▶ **Stated exercise**
Each line below must be set down exactly; omit any image you find.

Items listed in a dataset
§ §

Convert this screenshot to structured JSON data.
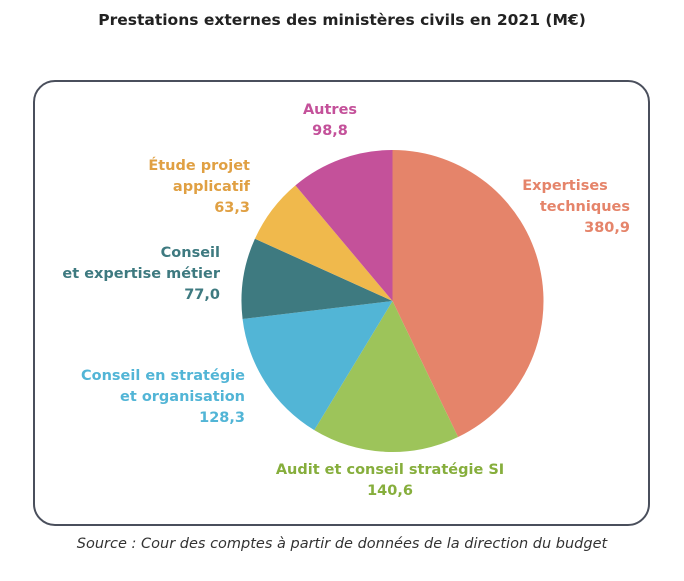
{
  "chart_data": {
    "type": "pie",
    "title": "Prestations externes des ministères civils en 2021 (M€)",
    "source": "Source : Cour des comptes à partir de données de la direction du budget",
    "slices": [
      {
        "label_lines": [
          "Expertises",
          "techniques"
        ],
        "value_text": "380,9",
        "value": 380.9,
        "color": "#E5846A"
      },
      {
        "label_lines": [
          "Audit et conseil stratégie SI"
        ],
        "value_text": "140,6",
        "value": 140.6,
        "color": "#9DC45A"
      },
      {
        "label_lines": [
          "Conseil en stratégie",
          "et organisation"
        ],
        "value_text": "128,3",
        "value": 128.3,
        "color": "#52B5D6"
      },
      {
        "label_lines": [
          "Conseil",
          "et expertise métier"
        ],
        "value_text": "77,0",
        "value": 77.0,
        "color": "#3E7A80"
      },
      {
        "label_lines": [
          "Étude projet",
          "applicatif"
        ],
        "value_text": "63,3",
        "value": 63.3,
        "color": "#F0B94C"
      },
      {
        "label_lines": [
          "Autres"
        ],
        "value_text": "98,8",
        "value": 98.8,
        "color": "#C4519A"
      }
    ]
  }
}
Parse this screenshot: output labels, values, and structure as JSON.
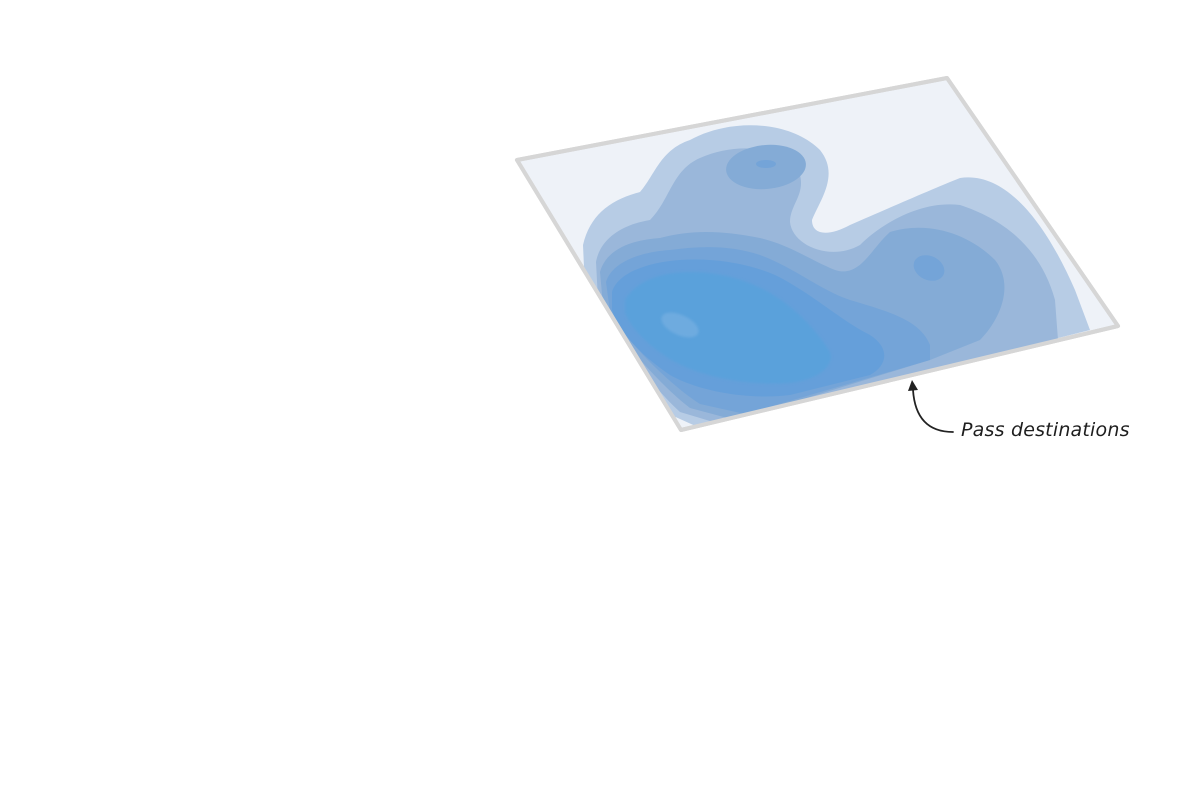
{
  "annotation": {
    "label": "Pass destinations"
  },
  "colors": {
    "background": "#ffffff",
    "pitch_fill": "#eef2f8",
    "pitch_border": "#d6d6d6",
    "density_levels": [
      "#b7cce5",
      "#9ab7da",
      "#84abd6",
      "#74a4d8",
      "#659fda",
      "#5aa1db"
    ],
    "peak": "#7fb4e3",
    "arrow": "#222222"
  }
}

§ §

▶ **Problem solution**
Convert this screenshot to structured JSON data.
{
  "chart_data": {
    "type": "pie",
    "title": "Prestations externes des ministères civils en 2021 (M€)",
    "source": "Source : Cour des comptes à partir de données de la direction du budget",
    "slices": [
      {
        "label_lines": [
          "Expertises",
          "techniques"
        ],
        "value_text": "380,9",
        "value": 380.9,
        "color": "#E5846A"
      },
      {
        "label_lines": [
          "Audit et conseil stratégie SI"
        ],
        "value_text": "140,6",
        "value": 140.6,
        "color": "#9DC45A"
      },
      {
        "label_lines": [
          "Conseil en stratégie",
          "et organisation"
        ],
        "value_text": "128,3",
        "value": 128.3,
        "color": "#52B5D6"
      },
      {
        "label_lines": [
          "Conseil",
          "et expertise métier"
        ],
        "value_text": "77,0",
        "value": 77.0,
        "color": "#3E7A80"
      },
      {
        "label_lines": [
          "Étude projet",
          "applicatif"
        ],
        "value_text": "63,3",
        "value": 63.3,
        "color": "#F0B94C"
      },
      {
        "label_lines": [
          "Autres"
        ],
        "value_text": "98,8",
        "value": 98.8,
        "color": "#C4519A"
      }
    ]
  }
}
Parse this screenshot: output labels, values, and structure as JSON.
{
  "annotation": {
    "label": "Pass destinations"
  },
  "colors": {
    "background": "#ffffff",
    "pitch_fill": "#eef2f8",
    "pitch_border": "#d6d6d6",
    "density_levels": [
      "#b7cce5",
      "#9ab7da",
      "#84abd6",
      "#74a4d8",
      "#659fda",
      "#5aa1db"
    ],
    "peak": "#7fb4e3",
    "arrow": "#222222"
  }
}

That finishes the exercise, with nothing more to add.